Figure collection entries
================================
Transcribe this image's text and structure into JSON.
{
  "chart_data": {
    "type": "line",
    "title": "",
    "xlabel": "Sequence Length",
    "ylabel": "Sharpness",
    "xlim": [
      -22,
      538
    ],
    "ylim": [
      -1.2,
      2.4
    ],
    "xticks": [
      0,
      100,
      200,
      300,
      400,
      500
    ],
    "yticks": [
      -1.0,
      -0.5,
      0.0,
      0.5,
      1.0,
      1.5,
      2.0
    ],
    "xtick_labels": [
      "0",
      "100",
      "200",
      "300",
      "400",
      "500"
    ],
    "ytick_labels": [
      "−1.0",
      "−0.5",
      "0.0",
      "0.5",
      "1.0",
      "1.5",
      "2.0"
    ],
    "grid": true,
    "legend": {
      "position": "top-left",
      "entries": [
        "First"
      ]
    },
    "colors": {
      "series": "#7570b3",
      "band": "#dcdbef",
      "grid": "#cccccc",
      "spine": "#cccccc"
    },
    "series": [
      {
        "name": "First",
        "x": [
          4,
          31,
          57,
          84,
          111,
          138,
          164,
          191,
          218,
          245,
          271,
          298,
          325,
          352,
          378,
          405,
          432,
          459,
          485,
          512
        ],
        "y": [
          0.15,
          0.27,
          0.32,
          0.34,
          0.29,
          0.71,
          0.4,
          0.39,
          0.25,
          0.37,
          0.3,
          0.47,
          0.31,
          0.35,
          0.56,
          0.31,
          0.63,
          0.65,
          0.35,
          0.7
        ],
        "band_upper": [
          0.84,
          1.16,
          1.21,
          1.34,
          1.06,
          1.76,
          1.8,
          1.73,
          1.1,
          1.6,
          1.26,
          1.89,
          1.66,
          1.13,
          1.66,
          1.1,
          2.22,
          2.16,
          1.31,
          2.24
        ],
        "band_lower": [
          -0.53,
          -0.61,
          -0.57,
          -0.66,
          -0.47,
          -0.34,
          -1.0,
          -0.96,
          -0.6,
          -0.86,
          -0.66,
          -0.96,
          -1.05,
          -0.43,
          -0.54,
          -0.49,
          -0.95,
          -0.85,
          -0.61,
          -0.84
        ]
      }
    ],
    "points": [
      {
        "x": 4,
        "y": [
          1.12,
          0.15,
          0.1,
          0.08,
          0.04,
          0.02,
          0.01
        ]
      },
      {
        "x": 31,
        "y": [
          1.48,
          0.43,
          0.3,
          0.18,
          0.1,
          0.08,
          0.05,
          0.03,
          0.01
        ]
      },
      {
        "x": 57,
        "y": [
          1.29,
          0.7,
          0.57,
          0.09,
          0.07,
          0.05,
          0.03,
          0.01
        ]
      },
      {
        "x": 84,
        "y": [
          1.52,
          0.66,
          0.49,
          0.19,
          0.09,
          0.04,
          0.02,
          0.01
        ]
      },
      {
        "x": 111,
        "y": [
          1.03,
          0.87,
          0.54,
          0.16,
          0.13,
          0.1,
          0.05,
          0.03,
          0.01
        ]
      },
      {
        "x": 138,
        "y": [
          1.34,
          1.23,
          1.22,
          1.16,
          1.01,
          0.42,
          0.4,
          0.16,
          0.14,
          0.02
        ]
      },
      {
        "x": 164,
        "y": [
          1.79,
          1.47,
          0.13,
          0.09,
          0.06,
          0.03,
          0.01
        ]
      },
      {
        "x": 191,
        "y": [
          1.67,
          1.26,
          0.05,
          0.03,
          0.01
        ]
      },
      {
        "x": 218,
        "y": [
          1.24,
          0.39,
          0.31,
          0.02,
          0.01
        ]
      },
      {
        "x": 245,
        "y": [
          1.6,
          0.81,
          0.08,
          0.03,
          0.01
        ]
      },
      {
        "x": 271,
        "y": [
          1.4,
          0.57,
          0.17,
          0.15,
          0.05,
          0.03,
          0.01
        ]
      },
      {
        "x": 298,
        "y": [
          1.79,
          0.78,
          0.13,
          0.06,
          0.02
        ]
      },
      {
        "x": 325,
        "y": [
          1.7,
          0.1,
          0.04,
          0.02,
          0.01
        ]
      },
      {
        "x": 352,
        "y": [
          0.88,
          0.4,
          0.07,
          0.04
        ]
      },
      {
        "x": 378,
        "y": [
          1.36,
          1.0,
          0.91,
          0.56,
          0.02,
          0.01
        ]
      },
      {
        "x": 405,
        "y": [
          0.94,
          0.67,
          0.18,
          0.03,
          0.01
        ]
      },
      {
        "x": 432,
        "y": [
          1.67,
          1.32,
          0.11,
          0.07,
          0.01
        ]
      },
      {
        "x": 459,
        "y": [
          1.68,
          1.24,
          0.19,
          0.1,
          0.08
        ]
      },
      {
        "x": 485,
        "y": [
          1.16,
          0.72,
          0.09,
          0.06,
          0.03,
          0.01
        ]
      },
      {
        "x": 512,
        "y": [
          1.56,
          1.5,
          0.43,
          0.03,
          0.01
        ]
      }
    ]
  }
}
================================
• Task directions
Emit the full listing verbatim.

• Correct response
Transcribe this image's text and structure into JSON.
{
  "chart_data": {
    "type": "line",
    "title": "",
    "xlabel": "Sequence Length",
    "ylabel": "Sharpness",
    "xlim": [
      -22,
      538
    ],
    "ylim": [
      -1.2,
      2.4
    ],
    "xticks": [
      0,
      100,
      200,
      300,
      400,
      500
    ],
    "yticks": [
      -1.0,
      -0.5,
      0.0,
      0.5,
      1.0,
      1.5,
      2.0
    ],
    "xtick_labels": [
      "0",
      "100",
      "200",
      "300",
      "400",
      "500"
    ],
    "ytick_labels": [
      "−1.0",
      "−0.5",
      "0.0",
      "0.5",
      "1.0",
      "1.5",
      "2.0"
    ],
    "grid": true,
    "legend": {
      "position": "top-left",
      "entries": [
        "First"
      ]
    },
    "colors": {
      "series": "#7570b3",
      "band": "#dcdbef",
      "grid": "#cccccc",
      "spine": "#cccccc"
    },
    "series": [
      {
        "name": "First",
        "x": [
          4,
          31,
          57,
          84,
          111,
          138,
          164,
          191,
          218,
          245,
          271,
          298,
          325,
          352,
          378,
          405,
          432,
          459,
          485,
          512
        ],
        "y": [
          0.15,
          0.27,
          0.32,
          0.34,
          0.29,
          0.71,
          0.4,
          0.39,
          0.25,
          0.37,
          0.3,
          0.47,
          0.31,
          0.35,
          0.56,
          0.31,
          0.63,
          0.65,
          0.35,
          0.7
        ],
        "band_upper": [
          0.84,
          1.16,
          1.21,
          1.34,
          1.06,
          1.76,
          1.8,
          1.73,
          1.1,
          1.6,
          1.26,
          1.89,
          1.66,
          1.13,
          1.66,
          1.1,
          2.22,
          2.16,
          1.31,
          2.24
        ],
        "band_lower": [
          -0.53,
          -0.61,
          -0.57,
          -0.66,
          -0.47,
          -0.34,
          -1.0,
          -0.96,
          -0.6,
          -0.86,
          -0.66,
          -0.96,
          -1.05,
          -0.43,
          -0.54,
          -0.49,
          -0.95,
          -0.85,
          -0.61,
          -0.84
        ]
      }
    ],
    "points": [
      {
        "x": 4,
        "y": [
          1.12,
          0.15,
          0.1,
          0.08,
          0.04,
          0.02,
          0.01
        ]
      },
      {
        "x": 31,
        "y": [
          1.48,
          0.43,
          0.3,
          0.18,
          0.1,
          0.08,
          0.05,
          0.03,
          0.01
        ]
      },
      {
        "x": 57,
        "y": [
          1.29,
          0.7,
          0.57,
          0.09,
          0.07,
          0.05,
          0.03,
          0.01
        ]
      },
      {
        "x": 84,
        "y": [
          1.52,
          0.66,
          0.49,
          0.19,
          0.09,
          0.04,
          0.02,
          0.01
        ]
      },
      {
        "x": 111,
        "y": [
          1.03,
          0.87,
          0.54,
          0.16,
          0.13,
          0.1,
          0.05,
          0.03,
          0.01
        ]
      },
      {
        "x": 138,
        "y": [
          1.34,
          1.23,
          1.22,
          1.16,
          1.01,
          0.42,
          0.4,
          0.16,
          0.14,
          0.02
        ]
      },
      {
        "x": 164,
        "y": [
          1.79,
          1.47,
          0.13,
          0.09,
          0.06,
          0.03,
          0.01
        ]
      },
      {
        "x": 191,
        "y": [
          1.67,
          1.26,
          0.05,
          0.03,
          0.01
        ]
      },
      {
        "x": 218,
        "y": [
          1.24,
          0.39,
          0.31,
          0.02,
          0.01
        ]
      },
      {
        "x": 245,
        "y": [
          1.6,
          0.81,
          0.08,
          0.03,
          0.01
        ]
      },
      {
        "x": 271,
        "y": [
          1.4,
          0.57,
          0.17,
          0.15,
          0.05,
          0.03,
          0.01
        ]
      },
      {
        "x": 298,
        "y": [
          1.79,
          0.78,
          0.13,
          0.06,
          0.02
        ]
      },
      {
        "x": 325,
        "y": [
          1.7,
          0.1,
          0.04,
          0.02,
          0.01
        ]
      },
      {
        "x": 352,
        "y": [
          0.88,
          0.4,
          0.07,
          0.04
        ]
      },
      {
        "x": 378,
        "y": [
          1.36,
          1.0,
          0.91,
          0.56,
          0.02,
          0.01
        ]
      },
      {
        "x": 405,
        "y": [
          0.94,
          0.67,
          0.18,
          0.03,
          0.01
        ]
      },
      {
        "x": 432,
        "y": [
          1.67,
          1.32,
          0.11,
          0.07,
          0.01
        ]
      },
      {
        "x": 459,
        "y": [
          1.68,
          1.24,
          0.19,
          0.1,
          0.08
        ]
      },
      {
        "x": 485,
        "y": [
          1.16,
          0.72,
          0.09,
          0.06,
          0.03,
          0.01
        ]
      },
      {
        "x": 512,
        "y": [
          1.56,
          1.5,
          0.43,
          0.03,
          0.01
        ]
      }
    ]
  }
}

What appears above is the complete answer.